* [AIM OF THE TASK]:
Work out the number of lines containing "لابن". Answer with nothing but that number.

━━━ INPUT FOR THIS TASK

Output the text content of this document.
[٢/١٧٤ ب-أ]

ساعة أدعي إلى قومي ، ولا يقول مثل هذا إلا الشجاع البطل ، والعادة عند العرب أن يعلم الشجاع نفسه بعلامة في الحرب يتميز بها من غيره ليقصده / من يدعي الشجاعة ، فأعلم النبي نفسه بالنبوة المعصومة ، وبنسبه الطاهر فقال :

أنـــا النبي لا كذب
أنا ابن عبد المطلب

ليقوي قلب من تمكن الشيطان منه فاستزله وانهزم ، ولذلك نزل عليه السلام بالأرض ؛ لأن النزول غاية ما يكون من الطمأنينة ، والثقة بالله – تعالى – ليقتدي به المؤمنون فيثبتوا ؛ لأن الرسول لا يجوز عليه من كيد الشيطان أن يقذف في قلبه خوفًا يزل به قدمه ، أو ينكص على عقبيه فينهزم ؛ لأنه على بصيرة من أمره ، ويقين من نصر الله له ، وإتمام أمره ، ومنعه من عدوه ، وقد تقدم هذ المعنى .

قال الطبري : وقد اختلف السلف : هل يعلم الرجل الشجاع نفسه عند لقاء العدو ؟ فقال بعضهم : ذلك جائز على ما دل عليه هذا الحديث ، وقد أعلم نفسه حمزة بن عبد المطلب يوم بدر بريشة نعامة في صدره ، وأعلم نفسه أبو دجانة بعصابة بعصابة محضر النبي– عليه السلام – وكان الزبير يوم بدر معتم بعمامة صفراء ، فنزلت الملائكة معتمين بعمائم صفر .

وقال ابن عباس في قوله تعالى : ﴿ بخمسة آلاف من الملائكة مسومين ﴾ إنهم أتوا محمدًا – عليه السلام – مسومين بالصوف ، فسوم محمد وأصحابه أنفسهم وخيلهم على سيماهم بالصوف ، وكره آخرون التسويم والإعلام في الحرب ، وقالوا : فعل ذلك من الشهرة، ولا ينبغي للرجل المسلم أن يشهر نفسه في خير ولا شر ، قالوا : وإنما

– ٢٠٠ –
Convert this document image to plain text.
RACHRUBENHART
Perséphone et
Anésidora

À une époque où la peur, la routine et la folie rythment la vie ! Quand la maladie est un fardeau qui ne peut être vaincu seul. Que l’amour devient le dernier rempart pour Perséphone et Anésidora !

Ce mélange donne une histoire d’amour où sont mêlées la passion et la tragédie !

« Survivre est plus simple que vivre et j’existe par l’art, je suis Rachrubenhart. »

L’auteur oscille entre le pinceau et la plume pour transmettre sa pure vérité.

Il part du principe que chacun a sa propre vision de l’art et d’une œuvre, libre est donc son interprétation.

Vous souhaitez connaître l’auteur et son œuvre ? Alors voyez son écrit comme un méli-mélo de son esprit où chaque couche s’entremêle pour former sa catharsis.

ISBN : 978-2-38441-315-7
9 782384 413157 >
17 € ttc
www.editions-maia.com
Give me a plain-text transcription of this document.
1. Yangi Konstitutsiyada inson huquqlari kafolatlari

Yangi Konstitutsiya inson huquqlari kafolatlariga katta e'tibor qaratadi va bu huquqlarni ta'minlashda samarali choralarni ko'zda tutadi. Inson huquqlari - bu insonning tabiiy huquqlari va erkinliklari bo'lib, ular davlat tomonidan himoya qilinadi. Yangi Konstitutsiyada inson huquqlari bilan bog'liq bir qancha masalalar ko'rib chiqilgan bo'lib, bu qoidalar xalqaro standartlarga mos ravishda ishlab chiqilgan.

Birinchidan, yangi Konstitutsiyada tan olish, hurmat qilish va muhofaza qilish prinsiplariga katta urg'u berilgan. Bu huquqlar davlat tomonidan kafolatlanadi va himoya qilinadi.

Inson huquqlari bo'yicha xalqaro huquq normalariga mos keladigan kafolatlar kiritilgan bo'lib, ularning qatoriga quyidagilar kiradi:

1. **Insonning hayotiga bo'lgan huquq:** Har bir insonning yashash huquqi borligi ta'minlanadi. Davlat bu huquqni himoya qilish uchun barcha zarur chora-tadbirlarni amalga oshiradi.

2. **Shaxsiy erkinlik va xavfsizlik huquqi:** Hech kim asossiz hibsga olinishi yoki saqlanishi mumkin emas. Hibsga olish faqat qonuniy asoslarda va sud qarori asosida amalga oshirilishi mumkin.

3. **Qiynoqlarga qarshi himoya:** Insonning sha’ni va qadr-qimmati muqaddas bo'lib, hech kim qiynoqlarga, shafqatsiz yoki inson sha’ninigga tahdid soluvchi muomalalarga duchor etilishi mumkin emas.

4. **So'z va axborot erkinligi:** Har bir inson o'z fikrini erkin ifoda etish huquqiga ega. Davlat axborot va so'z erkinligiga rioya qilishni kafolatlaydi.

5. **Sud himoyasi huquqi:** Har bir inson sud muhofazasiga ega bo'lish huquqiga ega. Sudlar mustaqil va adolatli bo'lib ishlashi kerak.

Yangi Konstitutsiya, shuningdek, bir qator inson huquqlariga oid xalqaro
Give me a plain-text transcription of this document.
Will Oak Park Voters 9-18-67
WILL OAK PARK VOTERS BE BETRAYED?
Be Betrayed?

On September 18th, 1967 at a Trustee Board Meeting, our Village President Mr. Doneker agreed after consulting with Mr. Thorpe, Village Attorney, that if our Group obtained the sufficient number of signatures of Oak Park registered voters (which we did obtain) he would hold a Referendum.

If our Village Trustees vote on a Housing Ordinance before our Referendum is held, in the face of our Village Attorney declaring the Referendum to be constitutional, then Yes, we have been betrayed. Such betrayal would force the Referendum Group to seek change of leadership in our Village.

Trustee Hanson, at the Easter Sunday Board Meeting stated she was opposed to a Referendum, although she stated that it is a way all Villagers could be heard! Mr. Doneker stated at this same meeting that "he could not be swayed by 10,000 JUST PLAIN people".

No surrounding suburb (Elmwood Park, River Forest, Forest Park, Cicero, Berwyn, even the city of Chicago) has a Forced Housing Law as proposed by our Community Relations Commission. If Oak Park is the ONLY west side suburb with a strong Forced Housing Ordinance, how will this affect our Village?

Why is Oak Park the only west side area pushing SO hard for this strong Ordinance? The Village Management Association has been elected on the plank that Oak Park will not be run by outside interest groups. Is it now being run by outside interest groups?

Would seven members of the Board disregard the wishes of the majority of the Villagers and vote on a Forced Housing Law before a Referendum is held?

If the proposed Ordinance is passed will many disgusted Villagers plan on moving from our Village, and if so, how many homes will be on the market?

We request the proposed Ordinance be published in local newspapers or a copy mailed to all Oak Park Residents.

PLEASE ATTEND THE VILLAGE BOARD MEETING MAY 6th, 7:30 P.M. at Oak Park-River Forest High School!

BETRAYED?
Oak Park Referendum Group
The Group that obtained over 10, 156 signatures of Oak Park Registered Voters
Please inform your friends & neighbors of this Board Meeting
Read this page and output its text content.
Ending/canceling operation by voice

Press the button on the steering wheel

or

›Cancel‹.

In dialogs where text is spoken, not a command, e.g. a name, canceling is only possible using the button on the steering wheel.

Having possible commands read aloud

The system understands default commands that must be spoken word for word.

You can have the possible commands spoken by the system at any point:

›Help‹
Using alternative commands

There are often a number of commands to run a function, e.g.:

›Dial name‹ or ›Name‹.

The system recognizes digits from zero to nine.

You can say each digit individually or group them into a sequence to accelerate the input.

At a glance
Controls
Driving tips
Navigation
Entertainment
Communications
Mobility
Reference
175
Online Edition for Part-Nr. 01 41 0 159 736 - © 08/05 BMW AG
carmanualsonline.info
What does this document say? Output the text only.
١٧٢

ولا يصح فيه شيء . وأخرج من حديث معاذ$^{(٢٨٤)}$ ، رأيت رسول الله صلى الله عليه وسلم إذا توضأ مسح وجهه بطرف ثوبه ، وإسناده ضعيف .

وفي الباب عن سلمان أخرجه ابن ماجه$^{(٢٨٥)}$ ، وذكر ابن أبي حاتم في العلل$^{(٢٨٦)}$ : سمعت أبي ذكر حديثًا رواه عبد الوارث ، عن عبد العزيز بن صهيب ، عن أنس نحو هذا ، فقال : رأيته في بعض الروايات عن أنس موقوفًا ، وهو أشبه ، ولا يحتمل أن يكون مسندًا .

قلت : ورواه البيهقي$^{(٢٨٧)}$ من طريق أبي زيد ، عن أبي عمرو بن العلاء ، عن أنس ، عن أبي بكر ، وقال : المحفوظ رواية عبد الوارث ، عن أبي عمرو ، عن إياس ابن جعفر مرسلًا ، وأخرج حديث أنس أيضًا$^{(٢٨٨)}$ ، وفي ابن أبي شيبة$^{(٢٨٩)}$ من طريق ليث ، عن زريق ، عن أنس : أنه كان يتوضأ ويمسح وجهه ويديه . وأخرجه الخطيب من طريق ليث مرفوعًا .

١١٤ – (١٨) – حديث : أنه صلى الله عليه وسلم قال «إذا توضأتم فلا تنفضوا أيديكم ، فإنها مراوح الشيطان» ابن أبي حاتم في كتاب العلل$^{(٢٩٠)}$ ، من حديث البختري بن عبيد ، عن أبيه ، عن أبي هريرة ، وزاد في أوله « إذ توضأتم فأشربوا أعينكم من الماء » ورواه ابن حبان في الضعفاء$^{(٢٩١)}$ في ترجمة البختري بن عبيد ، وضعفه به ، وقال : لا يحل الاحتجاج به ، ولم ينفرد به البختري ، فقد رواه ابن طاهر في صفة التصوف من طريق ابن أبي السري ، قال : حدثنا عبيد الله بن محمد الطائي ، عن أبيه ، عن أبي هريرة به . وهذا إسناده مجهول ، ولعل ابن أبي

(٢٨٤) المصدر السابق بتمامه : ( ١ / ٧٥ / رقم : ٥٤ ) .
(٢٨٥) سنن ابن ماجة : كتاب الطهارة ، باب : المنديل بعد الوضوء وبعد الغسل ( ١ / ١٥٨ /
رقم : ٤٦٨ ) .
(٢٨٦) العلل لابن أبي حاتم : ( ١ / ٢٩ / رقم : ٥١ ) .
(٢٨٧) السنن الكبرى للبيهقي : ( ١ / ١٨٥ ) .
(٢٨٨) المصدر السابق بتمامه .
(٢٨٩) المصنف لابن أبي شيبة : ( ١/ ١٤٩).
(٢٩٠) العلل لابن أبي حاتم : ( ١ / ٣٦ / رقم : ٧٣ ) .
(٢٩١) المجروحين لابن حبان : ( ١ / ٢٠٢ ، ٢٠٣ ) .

━━━━━━

* [RESULT OF THE EXERCISE]:
4